> **What is needed**: Count every line where "preservation" shows up, and give that number only.

══ Material to process

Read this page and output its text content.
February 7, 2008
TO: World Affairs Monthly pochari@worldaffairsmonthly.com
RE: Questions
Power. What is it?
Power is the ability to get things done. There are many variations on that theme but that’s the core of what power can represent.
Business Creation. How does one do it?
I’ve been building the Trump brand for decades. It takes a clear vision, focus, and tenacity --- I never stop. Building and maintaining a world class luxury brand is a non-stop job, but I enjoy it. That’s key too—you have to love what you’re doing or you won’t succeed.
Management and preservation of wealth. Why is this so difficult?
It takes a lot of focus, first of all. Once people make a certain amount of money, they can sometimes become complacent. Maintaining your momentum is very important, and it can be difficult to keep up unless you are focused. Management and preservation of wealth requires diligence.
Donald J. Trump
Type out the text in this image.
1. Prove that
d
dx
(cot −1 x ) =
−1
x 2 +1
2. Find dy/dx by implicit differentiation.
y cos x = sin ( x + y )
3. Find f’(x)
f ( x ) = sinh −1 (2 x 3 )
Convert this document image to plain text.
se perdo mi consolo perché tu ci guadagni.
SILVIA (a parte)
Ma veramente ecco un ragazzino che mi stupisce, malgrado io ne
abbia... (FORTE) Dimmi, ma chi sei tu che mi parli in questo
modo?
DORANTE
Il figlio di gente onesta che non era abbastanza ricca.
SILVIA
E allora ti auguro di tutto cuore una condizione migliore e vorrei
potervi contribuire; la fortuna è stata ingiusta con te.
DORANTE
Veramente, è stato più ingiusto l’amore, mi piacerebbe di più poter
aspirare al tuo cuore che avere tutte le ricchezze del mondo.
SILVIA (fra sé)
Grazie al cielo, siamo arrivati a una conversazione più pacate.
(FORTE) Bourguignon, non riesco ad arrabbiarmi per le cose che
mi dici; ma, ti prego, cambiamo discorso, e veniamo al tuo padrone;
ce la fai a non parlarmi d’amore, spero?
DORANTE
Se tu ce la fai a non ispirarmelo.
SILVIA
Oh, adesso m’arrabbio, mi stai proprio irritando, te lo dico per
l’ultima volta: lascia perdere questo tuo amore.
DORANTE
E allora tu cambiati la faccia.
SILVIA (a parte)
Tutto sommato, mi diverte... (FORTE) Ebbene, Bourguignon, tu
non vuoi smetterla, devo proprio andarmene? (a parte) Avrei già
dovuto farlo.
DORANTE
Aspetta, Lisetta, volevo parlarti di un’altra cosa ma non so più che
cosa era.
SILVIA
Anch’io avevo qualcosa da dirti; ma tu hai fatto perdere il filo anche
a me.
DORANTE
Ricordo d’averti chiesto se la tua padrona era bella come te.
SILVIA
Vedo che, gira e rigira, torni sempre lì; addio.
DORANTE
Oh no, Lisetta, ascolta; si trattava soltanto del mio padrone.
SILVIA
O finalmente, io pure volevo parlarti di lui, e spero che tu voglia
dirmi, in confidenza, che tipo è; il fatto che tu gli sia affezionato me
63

════

> **Solution**: 2